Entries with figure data
┄┄┄┄┄┄┄┄┄┄

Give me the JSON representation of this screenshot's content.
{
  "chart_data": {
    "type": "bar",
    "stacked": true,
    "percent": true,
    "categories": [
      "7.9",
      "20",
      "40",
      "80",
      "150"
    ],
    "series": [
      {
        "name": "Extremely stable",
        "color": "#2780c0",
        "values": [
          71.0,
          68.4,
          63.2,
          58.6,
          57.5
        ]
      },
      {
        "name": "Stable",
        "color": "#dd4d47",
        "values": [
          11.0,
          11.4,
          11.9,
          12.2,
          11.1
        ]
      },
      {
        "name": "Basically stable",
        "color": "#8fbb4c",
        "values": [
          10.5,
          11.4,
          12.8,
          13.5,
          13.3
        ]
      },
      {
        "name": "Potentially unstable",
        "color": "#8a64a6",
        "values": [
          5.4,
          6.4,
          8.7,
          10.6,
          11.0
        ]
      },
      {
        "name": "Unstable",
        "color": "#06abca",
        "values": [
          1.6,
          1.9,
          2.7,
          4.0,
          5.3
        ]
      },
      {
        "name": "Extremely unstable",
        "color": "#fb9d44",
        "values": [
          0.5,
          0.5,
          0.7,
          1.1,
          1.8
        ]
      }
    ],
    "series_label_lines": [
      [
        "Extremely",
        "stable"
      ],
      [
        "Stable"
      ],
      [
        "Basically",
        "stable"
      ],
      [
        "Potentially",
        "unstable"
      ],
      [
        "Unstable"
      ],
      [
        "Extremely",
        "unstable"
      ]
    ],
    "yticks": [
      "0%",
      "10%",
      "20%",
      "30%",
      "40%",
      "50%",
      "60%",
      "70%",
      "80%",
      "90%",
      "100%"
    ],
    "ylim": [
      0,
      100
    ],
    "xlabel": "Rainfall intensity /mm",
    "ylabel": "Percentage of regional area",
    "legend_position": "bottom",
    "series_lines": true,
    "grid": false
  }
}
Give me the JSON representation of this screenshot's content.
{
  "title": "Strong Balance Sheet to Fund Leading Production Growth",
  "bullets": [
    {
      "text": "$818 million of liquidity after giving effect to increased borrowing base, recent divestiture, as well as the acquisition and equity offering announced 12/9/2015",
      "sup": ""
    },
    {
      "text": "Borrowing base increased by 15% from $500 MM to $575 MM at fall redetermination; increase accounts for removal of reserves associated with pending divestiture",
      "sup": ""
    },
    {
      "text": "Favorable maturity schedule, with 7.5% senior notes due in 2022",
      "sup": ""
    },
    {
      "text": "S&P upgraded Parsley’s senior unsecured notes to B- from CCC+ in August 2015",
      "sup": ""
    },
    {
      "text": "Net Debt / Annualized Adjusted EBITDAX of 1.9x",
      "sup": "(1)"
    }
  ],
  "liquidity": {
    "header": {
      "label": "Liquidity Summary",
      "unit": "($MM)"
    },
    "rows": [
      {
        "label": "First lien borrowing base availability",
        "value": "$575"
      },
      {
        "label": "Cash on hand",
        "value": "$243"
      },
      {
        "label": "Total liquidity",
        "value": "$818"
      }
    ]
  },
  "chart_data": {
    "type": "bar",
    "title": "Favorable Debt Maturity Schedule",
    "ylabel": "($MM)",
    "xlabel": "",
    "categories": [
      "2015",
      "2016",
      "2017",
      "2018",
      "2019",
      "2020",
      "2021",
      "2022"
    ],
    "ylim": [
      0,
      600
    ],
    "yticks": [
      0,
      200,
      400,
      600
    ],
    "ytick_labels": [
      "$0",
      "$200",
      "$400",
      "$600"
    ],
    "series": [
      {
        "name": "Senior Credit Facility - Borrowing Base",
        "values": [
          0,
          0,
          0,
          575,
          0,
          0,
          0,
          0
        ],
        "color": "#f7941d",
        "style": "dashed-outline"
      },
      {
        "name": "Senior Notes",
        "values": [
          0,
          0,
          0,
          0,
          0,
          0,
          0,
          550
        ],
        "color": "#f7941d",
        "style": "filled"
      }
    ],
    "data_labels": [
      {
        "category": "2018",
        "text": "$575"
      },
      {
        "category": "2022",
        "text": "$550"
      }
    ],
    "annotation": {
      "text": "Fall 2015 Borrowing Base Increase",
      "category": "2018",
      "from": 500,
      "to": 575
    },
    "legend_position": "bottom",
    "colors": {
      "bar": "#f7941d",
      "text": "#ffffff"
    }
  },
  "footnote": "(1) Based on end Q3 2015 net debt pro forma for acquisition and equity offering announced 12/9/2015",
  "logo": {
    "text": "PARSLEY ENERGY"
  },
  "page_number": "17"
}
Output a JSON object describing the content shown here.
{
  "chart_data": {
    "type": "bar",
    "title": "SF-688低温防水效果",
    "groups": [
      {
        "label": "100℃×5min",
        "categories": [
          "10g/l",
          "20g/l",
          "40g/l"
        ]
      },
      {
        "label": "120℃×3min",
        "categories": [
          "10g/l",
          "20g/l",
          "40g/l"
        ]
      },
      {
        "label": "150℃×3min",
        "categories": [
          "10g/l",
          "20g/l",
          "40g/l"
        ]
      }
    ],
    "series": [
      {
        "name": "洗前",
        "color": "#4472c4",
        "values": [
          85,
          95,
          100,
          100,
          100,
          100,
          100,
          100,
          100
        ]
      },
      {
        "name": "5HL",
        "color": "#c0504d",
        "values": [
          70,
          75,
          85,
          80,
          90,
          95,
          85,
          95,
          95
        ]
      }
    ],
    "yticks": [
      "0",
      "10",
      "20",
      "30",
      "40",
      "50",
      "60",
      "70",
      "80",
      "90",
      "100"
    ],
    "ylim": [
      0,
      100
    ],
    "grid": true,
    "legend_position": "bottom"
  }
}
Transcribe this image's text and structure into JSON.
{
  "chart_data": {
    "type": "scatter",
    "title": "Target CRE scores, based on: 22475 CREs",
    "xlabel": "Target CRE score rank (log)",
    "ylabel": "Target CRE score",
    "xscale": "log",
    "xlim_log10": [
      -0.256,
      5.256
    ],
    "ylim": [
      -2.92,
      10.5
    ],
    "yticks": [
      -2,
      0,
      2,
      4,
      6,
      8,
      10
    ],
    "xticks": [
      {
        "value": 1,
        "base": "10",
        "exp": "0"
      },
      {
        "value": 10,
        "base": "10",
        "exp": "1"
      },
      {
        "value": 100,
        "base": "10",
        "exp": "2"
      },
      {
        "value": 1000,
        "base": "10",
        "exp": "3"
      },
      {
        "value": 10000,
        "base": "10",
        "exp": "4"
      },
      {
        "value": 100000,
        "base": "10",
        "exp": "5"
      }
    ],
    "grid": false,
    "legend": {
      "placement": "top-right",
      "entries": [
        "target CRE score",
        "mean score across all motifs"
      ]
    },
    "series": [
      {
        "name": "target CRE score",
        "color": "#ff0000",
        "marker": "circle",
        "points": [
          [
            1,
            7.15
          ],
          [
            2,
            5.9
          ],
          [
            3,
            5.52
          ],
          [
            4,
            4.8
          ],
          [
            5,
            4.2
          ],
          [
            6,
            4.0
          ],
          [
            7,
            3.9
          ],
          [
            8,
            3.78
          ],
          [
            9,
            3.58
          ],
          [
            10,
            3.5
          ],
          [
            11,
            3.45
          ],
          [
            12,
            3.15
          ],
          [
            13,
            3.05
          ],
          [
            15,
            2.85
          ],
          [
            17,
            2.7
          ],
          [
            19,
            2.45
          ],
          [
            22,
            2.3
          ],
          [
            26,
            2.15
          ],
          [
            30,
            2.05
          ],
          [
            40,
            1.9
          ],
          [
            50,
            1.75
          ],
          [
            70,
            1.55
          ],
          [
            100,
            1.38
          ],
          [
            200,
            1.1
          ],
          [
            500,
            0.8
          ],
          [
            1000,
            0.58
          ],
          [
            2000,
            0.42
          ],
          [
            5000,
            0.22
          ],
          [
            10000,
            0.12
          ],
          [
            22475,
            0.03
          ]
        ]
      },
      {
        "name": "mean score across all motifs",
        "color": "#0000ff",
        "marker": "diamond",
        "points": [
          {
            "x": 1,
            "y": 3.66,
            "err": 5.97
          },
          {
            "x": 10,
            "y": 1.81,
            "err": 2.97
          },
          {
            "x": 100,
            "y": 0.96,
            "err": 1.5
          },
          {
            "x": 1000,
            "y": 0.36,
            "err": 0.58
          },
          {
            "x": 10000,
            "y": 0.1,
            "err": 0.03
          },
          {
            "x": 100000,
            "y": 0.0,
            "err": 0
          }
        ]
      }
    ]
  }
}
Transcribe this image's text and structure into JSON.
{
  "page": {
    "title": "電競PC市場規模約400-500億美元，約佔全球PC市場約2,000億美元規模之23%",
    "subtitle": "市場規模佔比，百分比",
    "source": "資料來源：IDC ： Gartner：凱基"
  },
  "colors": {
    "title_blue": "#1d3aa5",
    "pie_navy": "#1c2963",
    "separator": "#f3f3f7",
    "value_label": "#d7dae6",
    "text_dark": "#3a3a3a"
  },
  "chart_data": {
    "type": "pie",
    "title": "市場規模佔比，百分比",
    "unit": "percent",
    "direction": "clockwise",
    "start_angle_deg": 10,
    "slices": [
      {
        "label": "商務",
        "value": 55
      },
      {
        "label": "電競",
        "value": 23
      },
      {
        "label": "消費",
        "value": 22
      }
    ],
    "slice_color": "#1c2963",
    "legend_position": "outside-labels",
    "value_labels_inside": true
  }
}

┄┄┄┄┄┄┄┄┄┄

> **OBJECTIVE**: Gather all lines of the records that include the word "市場規模佔比".

> **REPLY TO THE TASK**:
    "subtitle": "市場規模佔比，百分比",
    "title": "市場規模佔比，百分比",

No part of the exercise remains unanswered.